— START Extracted data —

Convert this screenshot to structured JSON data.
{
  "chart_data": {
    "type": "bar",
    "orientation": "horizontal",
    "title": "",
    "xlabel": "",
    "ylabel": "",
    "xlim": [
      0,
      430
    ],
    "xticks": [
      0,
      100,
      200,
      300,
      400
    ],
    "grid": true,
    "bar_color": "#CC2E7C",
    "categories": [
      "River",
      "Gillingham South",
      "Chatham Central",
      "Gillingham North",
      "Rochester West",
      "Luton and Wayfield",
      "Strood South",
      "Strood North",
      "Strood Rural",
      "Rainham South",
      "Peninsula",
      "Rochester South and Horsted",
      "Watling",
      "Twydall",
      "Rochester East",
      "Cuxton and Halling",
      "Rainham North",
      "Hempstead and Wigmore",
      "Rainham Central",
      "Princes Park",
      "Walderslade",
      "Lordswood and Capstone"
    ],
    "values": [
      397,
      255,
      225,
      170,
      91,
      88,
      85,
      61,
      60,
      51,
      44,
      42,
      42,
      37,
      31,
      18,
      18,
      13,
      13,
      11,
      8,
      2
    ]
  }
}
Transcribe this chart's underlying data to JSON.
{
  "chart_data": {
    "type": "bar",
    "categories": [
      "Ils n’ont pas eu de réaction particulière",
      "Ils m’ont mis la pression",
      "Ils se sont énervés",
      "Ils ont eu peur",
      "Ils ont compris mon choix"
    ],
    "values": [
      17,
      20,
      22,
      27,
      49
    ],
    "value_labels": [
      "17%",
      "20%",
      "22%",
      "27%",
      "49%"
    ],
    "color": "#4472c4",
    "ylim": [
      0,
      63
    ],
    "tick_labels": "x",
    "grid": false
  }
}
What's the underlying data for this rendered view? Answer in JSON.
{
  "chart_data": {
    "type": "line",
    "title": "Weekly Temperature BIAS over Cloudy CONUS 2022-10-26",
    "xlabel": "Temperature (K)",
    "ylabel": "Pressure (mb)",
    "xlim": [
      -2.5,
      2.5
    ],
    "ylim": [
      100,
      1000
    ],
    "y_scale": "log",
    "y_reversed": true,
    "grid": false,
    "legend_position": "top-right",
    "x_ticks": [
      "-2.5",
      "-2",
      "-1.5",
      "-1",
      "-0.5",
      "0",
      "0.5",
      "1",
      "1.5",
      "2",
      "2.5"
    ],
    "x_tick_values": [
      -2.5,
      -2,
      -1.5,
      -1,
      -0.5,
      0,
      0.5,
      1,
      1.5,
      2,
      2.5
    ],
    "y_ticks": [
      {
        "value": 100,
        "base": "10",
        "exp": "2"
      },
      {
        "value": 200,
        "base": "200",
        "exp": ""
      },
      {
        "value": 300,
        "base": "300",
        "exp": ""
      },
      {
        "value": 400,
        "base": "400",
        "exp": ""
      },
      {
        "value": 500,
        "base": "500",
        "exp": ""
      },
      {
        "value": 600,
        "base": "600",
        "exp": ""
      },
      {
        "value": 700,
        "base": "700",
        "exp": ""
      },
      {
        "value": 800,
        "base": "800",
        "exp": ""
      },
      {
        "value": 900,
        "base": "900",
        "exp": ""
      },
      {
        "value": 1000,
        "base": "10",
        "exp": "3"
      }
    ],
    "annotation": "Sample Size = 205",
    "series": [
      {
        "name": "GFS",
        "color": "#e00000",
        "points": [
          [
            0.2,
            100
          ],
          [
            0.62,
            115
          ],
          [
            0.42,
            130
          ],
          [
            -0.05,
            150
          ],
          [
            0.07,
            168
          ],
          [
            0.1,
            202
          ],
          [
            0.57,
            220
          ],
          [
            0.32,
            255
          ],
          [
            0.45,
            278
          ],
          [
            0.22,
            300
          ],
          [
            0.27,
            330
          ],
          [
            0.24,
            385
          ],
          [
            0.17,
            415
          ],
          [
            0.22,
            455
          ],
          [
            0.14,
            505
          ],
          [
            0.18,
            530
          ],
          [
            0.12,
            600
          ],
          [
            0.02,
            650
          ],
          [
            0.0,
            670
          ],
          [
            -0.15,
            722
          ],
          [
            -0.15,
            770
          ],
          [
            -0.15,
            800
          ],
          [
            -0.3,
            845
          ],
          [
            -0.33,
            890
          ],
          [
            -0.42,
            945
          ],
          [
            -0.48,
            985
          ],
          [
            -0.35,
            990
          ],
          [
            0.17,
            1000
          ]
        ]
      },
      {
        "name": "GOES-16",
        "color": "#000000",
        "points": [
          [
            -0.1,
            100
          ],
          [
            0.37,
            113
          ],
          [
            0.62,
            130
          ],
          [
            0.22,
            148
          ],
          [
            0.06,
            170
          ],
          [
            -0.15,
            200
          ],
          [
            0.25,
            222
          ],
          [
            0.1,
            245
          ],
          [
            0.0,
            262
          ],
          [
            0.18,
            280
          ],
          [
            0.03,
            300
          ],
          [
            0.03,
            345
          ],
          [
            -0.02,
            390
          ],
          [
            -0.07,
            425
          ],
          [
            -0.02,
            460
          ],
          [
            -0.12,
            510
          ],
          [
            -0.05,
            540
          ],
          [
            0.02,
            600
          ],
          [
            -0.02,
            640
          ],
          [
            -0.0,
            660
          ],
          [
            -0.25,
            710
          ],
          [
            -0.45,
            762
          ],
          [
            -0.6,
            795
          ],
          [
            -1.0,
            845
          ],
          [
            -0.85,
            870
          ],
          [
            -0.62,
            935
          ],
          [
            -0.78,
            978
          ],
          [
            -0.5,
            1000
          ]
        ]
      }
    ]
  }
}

— END Extracted data —

Extract the full listing above without altering anything.

Convert this screenshot to structured JSON data.
{
  "chart_data": {
    "type": "bar",
    "orientation": "horizontal",
    "title": "",
    "xlabel": "",
    "ylabel": "",
    "xlim": [
      0,
      430
    ],
    "xticks": [
      0,
      100,
      200,
      300,
      400
    ],
    "grid": true,
    "bar_color": "#CC2E7C",
    "categories": [
      "River",
      "Gillingham South",
      "Chatham Central",
      "Gillingham North",
      "Rochester West",
      "Luton and Wayfield",
      "Strood South",
      "Strood North",
      "Strood Rural",
      "Rainham South",
      "Peninsula",
      "Rochester South and Horsted",
      "Watling",
      "Twydall",
      "Rochester East",
      "Cuxton and Halling",
      "Rainham North",
      "Hempstead and Wigmore",
      "Rainham Central",
      "Princes Park",
      "Walderslade",
      "Lordswood and Capstone"
    ],
    "values": [
      397,
      255,
      225,
      170,
      91,
      88,
      85,
      61,
      60,
      51,
      44,
      42,
      42,
      37,
      31,
      18,
      18,
      13,
      13,
      11,
      8,
      2
    ]
  }
}
Transcribe this chart's underlying data to JSON.
{
  "chart_data": {
    "type": "bar",
    "categories": [
      "Ils n’ont pas eu de réaction particulière",
      "Ils m’ont mis la pression",
      "Ils se sont énervés",
      "Ils ont eu peur",
      "Ils ont compris mon choix"
    ],
    "values": [
      17,
      20,
      22,
      27,
      49
    ],
    "value_labels": [
      "17%",
      "20%",
      "22%",
      "27%",
      "49%"
    ],
    "color": "#4472c4",
    "ylim": [
      0,
      63
    ],
    "tick_labels": "x",
    "grid": false
  }
}
What's the underlying data for this rendered view? Answer in JSON.
{
  "chart_data": {
    "type": "line",
    "title": "Weekly Temperature BIAS over Cloudy CONUS 2022-10-26",
    "xlabel": "Temperature (K)",
    "ylabel": "Pressure (mb)",
    "xlim": [
      -2.5,
      2.5
    ],
    "ylim": [
      100,
      1000
    ],
    "y_scale": "log",
    "y_reversed": true,
    "grid": false,
    "legend_position": "top-right",
    "x_ticks": [
      "-2.5",
      "-2",
      "-1.5",
      "-1",
      "-0.5",
      "0",
      "0.5",
      "1",
      "1.5",
      "2",
      "2.5"
    ],
    "x_tick_values": [
      -2.5,
      -2,
      -1.5,
      -1,
      -0.5,
      0,
      0.5,
      1,
      1.5,
      2,
      2.5
    ],
    "y_ticks": [
      {
        "value": 100,
        "base": "10",
        "exp": "2"
      },
      {
        "value": 200,
        "base": "200",
        "exp": ""
      },
      {
        "value": 300,
        "base": "300",
        "exp": ""
      },
      {
        "value": 400,
        "base": "400",
        "exp": ""
      },
      {
        "value": 500,
        "base": "500",
        "exp": ""
      },
      {
        "value": 600,
        "base": "600",
        "exp": ""
      },
      {
        "value": 700,
        "base": "700",
        "exp": ""
      },
      {
        "value": 800,
        "base": "800",
        "exp": ""
      },
      {
        "value": 900,
        "base": "900",
        "exp": ""
      },
      {
        "value": 1000,
        "base": "10",
        "exp": "3"
      }
    ],
    "annotation": "Sample Size = 205",
    "series": [
      {
        "name": "GFS",
        "color": "#e00000",
        "points": [
          [
            0.2,
            100
          ],
          [
            0.62,
            115
          ],
          [
            0.42,
            130
          ],
          [
            -0.05,
            150
          ],
          [
            0.07,
            168
          ],
          [
            0.1,
            202
          ],
          [
            0.57,
            220
          ],
          [
            0.32,
            255
          ],
          [
            0.45,
            278
          ],
          [
            0.22,
            300
          ],
          [
            0.27,
            330
          ],
          [
            0.24,
            385
          ],
          [
            0.17,
            415
          ],
          [
            0.22,
            455
          ],
          [
            0.14,
            505
          ],
          [
            0.18,
            530
          ],
          [
            0.12,
            600
          ],
          [
            0.02,
            650
          ],
          [
            0.0,
            670
          ],
          [
            -0.15,
            722
          ],
          [
            -0.15,
            770
          ],
          [
            -0.15,
            800
          ],
          [
            -0.3,
            845
          ],
          [
            -0.33,
            890
          ],
          [
            -0.42,
            945
          ],
          [
            -0.48,
            985
          ],
          [
            -0.35,
            990
          ],
          [
            0.17,
            1000
          ]
        ]
      },
      {
        "name": "GOES-16",
        "color": "#000000",
        "points": [
          [
            -0.1,
            100
          ],
          [
            0.37,
            113
          ],
          [
            0.62,
            130
          ],
          [
            0.22,
            148
          ],
          [
            0.06,
            170
          ],
          [
            -0.15,
            200
          ],
          [
            0.25,
            222
          ],
          [
            0.1,
            245
          ],
          [
            0.0,
            262
          ],
          [
            0.18,
            280
          ],
          [
            0.03,
            300
          ],
          [
            0.03,
            345
          ],
          [
            -0.02,
            390
          ],
          [
            -0.07,
            425
          ],
          [
            -0.02,
            460
          ],
          [
            -0.12,
            510
          ],
          [
            -0.05,
            540
          ],
          [
            0.02,
            600
          ],
          [
            -0.02,
            640
          ],
          [
            -0.0,
            660
          ],
          [
            -0.25,
            710
          ],
          [
            -0.45,
            762
          ],
          [
            -0.6,
            795
          ],
          [
            -1.0,
            845
          ],
          [
            -0.85,
            870
          ],
          [
            -0.62,
            935
          ],
          [
            -0.78,
            978
          ],
          [
            -0.5,
            1000
          ]
        ]
      }
    ]
  }
}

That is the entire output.